- Data to use
++++

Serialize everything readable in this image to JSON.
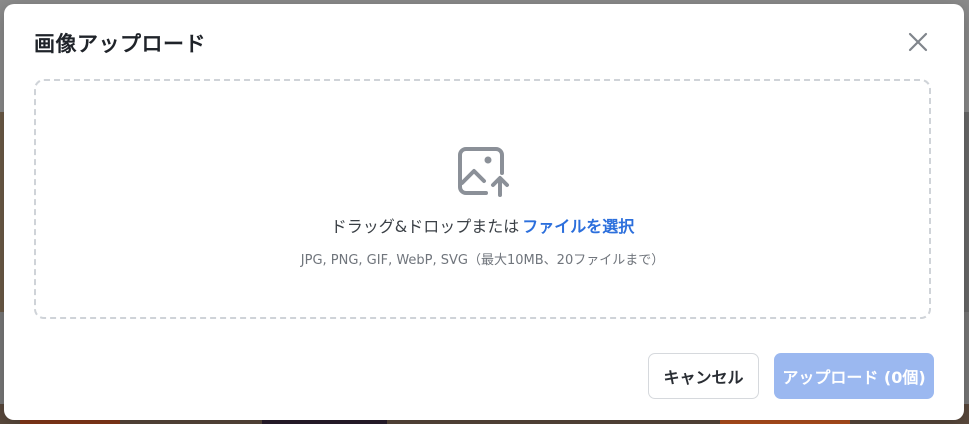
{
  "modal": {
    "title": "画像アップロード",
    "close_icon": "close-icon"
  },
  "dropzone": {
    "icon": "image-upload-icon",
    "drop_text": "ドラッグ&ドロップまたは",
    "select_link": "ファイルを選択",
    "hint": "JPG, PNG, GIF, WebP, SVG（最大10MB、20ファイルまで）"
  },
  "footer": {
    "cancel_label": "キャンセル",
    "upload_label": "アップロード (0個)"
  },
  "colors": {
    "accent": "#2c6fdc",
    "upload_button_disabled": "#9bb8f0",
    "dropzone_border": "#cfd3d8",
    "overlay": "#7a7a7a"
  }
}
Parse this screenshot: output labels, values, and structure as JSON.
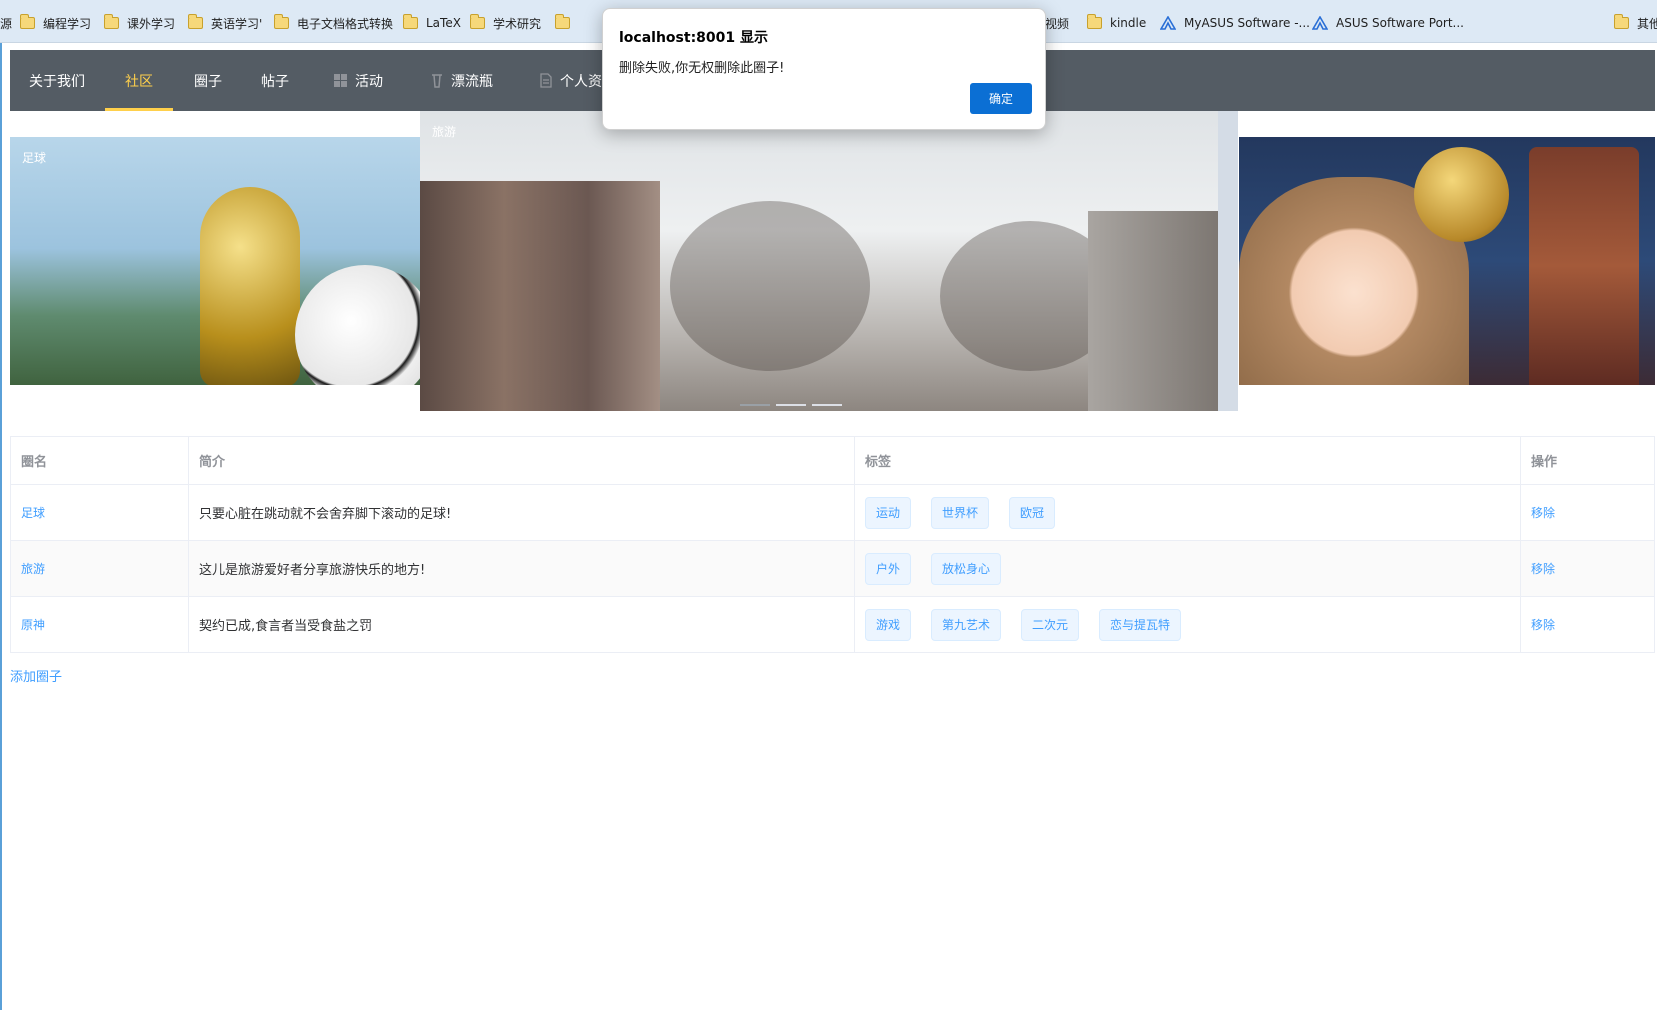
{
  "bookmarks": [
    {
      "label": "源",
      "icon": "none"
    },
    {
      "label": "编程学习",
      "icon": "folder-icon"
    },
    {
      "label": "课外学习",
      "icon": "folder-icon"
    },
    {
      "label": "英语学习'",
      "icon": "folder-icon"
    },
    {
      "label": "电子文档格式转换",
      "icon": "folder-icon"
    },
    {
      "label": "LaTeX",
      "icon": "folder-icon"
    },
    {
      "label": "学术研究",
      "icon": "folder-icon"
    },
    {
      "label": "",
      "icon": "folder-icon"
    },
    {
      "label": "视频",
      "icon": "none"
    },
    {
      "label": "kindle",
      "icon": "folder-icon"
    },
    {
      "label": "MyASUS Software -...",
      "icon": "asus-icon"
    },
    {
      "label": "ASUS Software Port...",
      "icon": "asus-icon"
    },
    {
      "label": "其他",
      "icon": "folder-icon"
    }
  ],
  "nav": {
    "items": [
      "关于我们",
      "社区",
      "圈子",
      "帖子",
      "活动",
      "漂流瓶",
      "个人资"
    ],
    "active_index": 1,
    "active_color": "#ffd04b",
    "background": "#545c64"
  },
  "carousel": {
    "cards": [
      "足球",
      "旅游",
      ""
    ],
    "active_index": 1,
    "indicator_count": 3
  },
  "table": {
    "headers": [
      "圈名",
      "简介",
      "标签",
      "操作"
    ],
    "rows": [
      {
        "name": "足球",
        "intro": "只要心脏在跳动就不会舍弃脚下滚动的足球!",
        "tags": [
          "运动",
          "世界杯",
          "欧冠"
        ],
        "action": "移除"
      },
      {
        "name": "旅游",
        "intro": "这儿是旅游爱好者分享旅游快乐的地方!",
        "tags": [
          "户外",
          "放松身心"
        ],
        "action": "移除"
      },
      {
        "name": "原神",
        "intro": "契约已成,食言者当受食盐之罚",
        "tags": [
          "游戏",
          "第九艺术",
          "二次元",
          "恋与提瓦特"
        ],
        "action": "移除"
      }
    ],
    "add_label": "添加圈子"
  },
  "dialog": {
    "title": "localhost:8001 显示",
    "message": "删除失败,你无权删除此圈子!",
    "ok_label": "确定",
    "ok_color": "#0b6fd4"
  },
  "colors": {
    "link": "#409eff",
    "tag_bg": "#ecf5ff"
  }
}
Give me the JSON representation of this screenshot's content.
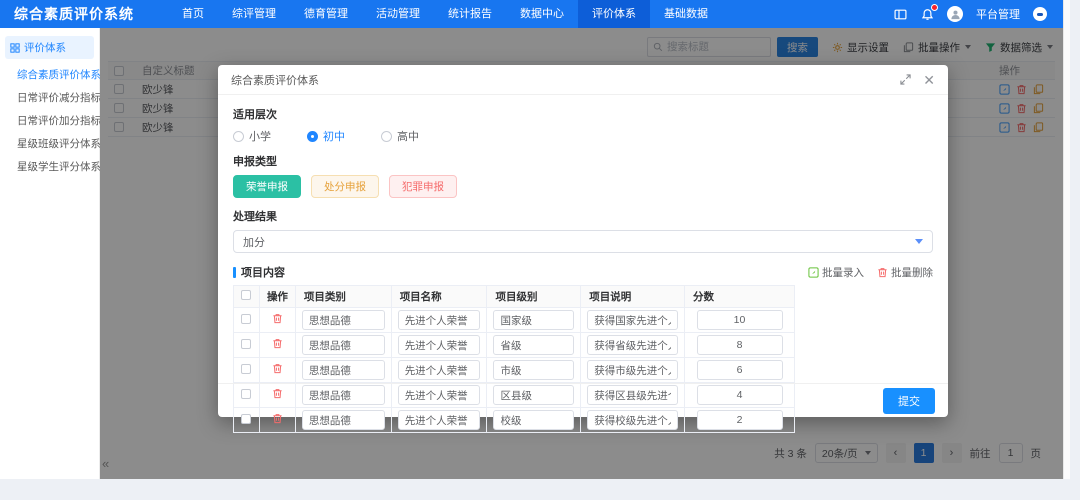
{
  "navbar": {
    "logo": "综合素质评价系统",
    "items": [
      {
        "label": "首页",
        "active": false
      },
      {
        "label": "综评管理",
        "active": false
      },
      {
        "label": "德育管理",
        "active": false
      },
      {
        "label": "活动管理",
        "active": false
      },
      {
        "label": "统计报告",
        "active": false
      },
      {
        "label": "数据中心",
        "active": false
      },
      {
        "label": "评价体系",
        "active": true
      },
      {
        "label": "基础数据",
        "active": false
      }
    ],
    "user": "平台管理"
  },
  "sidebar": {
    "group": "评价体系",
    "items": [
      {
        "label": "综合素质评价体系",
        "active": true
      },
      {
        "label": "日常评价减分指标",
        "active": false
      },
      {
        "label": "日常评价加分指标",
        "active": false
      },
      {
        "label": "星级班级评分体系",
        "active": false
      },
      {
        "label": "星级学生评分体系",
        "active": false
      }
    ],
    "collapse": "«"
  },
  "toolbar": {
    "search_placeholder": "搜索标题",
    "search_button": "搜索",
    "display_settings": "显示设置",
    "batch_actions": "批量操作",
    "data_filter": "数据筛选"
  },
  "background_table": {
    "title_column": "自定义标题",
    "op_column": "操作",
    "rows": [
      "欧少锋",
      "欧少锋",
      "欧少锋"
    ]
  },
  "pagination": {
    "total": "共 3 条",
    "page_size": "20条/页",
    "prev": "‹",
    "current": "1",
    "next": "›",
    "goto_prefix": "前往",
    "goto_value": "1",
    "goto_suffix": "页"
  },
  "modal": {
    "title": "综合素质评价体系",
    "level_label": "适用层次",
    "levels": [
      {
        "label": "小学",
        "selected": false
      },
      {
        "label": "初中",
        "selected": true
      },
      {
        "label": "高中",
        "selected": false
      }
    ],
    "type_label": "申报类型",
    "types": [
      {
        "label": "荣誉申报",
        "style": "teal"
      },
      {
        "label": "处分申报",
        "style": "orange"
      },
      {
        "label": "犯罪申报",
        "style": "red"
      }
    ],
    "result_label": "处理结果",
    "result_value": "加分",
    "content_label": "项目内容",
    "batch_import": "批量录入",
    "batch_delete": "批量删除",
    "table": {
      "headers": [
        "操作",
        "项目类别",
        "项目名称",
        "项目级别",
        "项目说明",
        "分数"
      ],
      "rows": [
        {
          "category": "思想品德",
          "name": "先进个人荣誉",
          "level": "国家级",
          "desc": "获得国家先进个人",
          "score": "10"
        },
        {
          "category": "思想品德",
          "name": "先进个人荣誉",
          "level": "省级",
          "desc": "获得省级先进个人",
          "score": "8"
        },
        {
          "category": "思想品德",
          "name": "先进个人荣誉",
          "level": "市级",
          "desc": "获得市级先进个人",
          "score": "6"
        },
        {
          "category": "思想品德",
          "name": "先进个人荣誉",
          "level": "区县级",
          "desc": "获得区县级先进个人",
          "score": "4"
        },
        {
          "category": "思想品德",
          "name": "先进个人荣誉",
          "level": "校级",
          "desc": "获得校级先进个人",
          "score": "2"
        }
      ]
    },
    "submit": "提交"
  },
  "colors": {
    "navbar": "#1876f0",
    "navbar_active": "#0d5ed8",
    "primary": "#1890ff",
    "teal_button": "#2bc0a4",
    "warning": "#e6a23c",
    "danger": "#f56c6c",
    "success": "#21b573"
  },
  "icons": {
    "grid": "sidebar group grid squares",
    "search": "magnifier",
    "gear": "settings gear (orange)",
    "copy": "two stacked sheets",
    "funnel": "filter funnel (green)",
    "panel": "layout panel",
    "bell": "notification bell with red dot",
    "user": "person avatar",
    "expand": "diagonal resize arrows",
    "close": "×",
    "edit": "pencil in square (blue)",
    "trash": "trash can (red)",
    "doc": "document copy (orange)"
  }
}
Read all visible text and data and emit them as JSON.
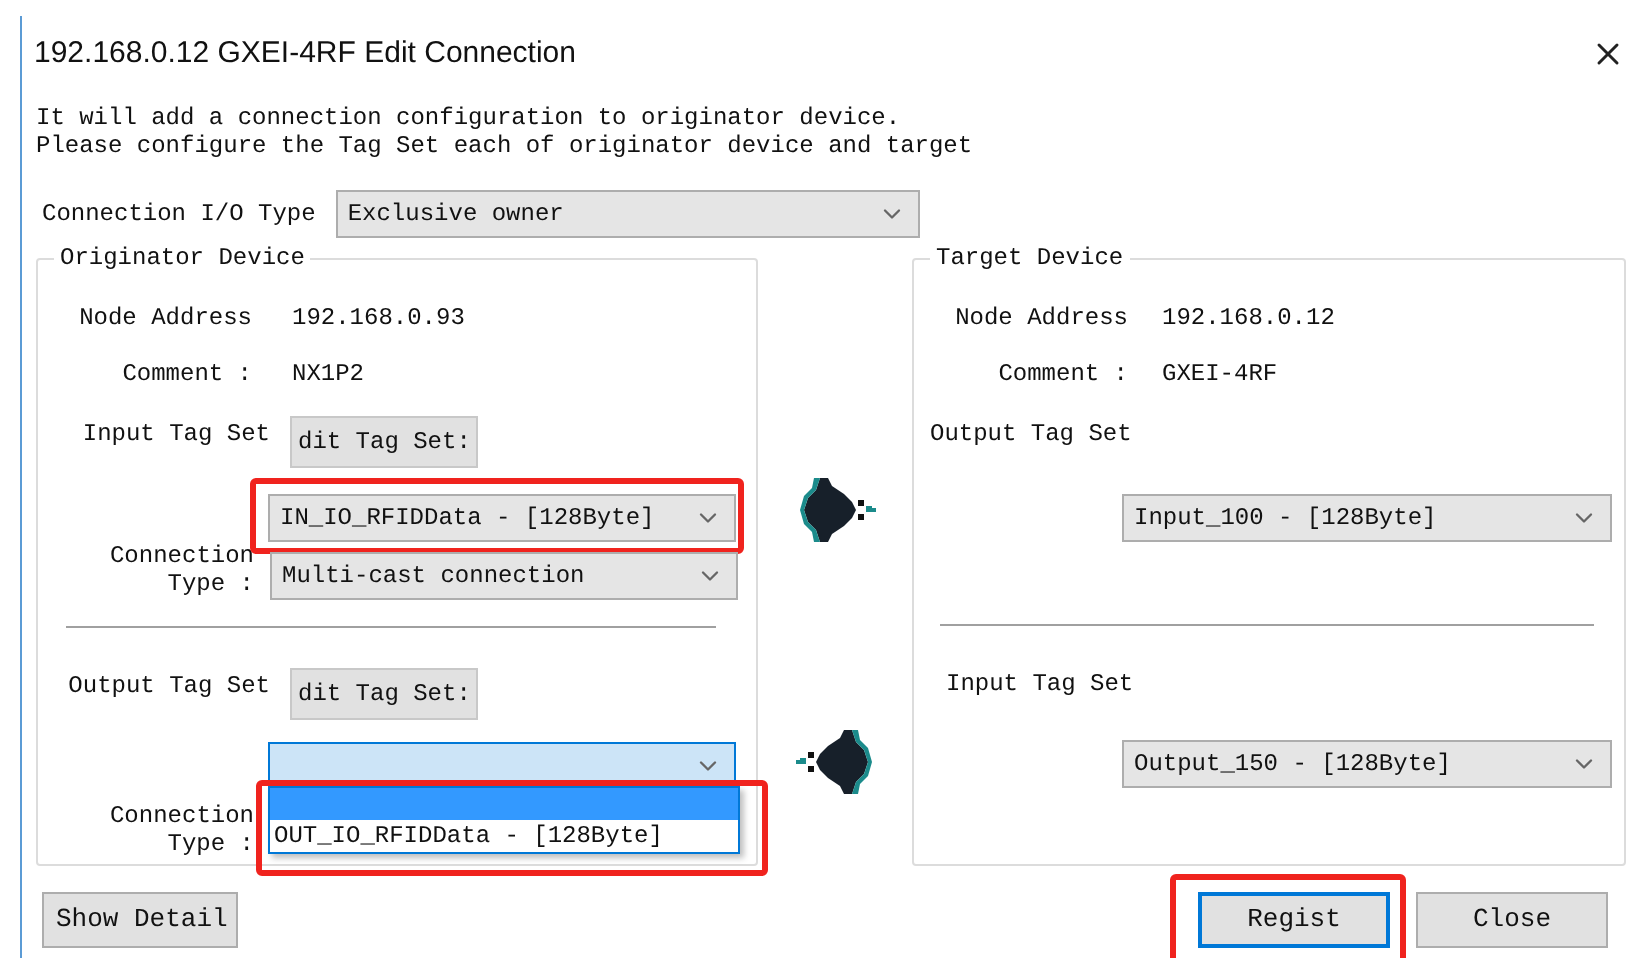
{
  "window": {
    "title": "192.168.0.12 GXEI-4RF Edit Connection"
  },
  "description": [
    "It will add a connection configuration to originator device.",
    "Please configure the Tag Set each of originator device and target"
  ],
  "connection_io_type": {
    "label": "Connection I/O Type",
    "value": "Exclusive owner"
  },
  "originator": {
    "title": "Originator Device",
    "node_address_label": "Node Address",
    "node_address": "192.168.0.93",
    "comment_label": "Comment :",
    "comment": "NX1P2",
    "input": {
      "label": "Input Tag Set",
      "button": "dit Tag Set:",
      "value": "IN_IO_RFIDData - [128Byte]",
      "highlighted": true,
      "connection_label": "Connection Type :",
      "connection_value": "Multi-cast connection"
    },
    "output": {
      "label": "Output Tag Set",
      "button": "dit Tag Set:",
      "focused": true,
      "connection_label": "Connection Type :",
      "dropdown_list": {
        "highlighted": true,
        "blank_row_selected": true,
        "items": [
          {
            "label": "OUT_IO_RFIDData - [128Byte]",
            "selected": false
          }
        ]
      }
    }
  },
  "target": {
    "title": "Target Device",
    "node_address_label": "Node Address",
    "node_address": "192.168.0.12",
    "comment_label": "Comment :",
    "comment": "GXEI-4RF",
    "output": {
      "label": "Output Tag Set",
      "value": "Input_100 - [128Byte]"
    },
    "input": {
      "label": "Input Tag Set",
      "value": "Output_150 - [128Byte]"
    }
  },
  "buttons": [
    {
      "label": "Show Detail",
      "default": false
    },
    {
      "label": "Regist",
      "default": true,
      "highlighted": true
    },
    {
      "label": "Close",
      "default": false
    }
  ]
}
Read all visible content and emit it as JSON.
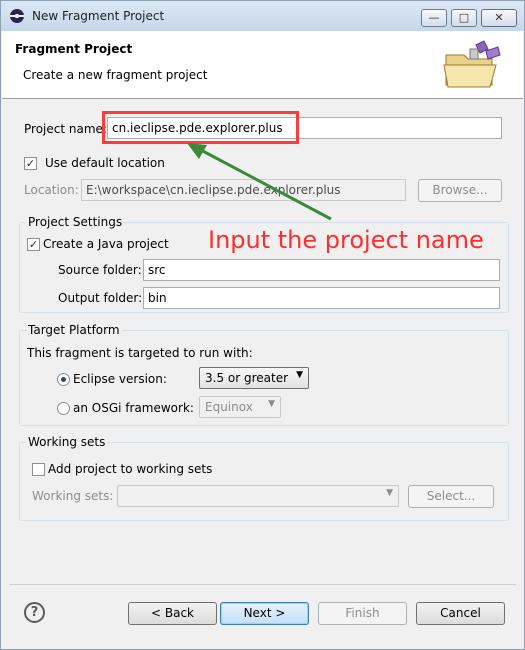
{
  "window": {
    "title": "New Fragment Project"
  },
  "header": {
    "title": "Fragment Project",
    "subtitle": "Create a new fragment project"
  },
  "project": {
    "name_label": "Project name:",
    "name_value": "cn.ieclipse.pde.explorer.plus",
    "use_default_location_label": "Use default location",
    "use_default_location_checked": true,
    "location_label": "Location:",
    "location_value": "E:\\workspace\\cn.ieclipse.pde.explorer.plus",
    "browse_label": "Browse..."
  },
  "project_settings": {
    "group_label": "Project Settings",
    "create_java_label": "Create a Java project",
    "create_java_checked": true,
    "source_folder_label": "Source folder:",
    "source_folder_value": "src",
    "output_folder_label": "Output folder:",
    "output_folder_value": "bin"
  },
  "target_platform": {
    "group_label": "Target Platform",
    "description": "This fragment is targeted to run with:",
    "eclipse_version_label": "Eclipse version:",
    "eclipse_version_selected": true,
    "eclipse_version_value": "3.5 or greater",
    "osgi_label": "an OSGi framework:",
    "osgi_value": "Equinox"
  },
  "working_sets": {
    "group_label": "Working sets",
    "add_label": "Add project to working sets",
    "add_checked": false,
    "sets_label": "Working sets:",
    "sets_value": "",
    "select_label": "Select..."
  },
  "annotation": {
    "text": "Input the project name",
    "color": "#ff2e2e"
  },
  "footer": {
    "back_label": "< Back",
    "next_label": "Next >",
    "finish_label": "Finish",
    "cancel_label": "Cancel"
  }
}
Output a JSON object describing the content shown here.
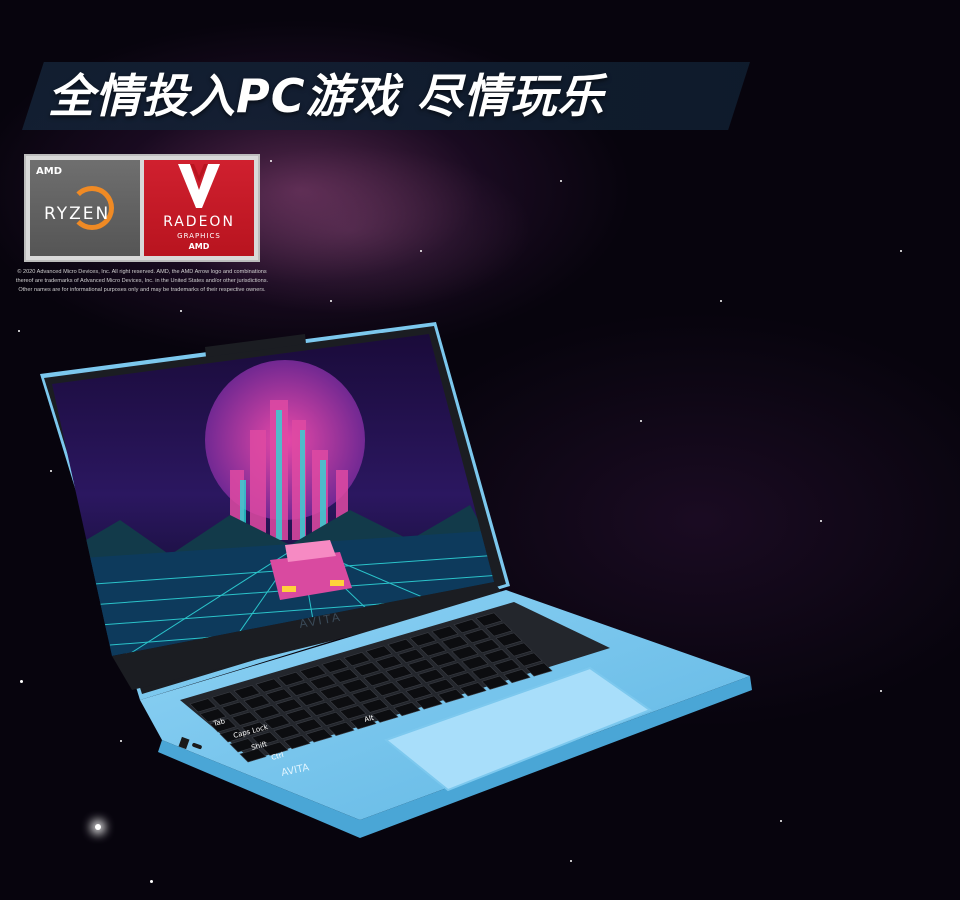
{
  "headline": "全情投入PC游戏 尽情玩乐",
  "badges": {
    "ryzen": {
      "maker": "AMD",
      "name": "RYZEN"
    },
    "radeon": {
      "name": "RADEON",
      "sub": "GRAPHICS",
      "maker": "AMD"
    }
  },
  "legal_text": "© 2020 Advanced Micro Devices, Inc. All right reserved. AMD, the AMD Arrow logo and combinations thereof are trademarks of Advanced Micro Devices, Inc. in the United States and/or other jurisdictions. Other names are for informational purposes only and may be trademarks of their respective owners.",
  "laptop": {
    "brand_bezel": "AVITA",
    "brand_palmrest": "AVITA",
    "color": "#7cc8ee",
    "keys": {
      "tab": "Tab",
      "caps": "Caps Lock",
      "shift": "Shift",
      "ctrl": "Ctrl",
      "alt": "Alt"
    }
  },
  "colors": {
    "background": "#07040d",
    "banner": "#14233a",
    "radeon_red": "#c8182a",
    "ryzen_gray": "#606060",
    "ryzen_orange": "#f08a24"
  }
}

++++

- Exercise description
Each line from the one containing "Output a JSON" through the last line of the listing is to be given again exactly, with no pictures and no other lines.

- Output of the exercise
Output a JSON object describing the content shown here.
{
  "headline": "全情投入PC游戏 尽情玩乐",
  "badges": {
    "ryzen": {
      "maker": "AMD",
      "name": "RYZEN"
    },
    "radeon": {
      "name": "RADEON",
      "sub": "GRAPHICS",
      "maker": "AMD"
    }
  },
  "legal_text": "© 2020 Advanced Micro Devices, Inc. All right reserved. AMD, the AMD Arrow logo and combinations thereof are trademarks of Advanced Micro Devices, Inc. in the United States and/or other jurisdictions. Other names are for informational purposes only and may be trademarks of their respective owners.",
  "laptop": {
    "brand_bezel": "AVITA",
    "brand_palmrest": "AVITA",
    "color": "#7cc8ee",
    "keys": {
      "tab": "Tab",
      "caps": "Caps Lock",
      "shift": "Shift",
      "ctrl": "Ctrl",
      "alt": "Alt"
    }
  },
  "colors": {
    "background": "#07040d",
    "banner": "#14233a",
    "radeon_red": "#c8182a",
    "ryzen_gray": "#606060",
    "ryzen_orange": "#f08a24"
  }
}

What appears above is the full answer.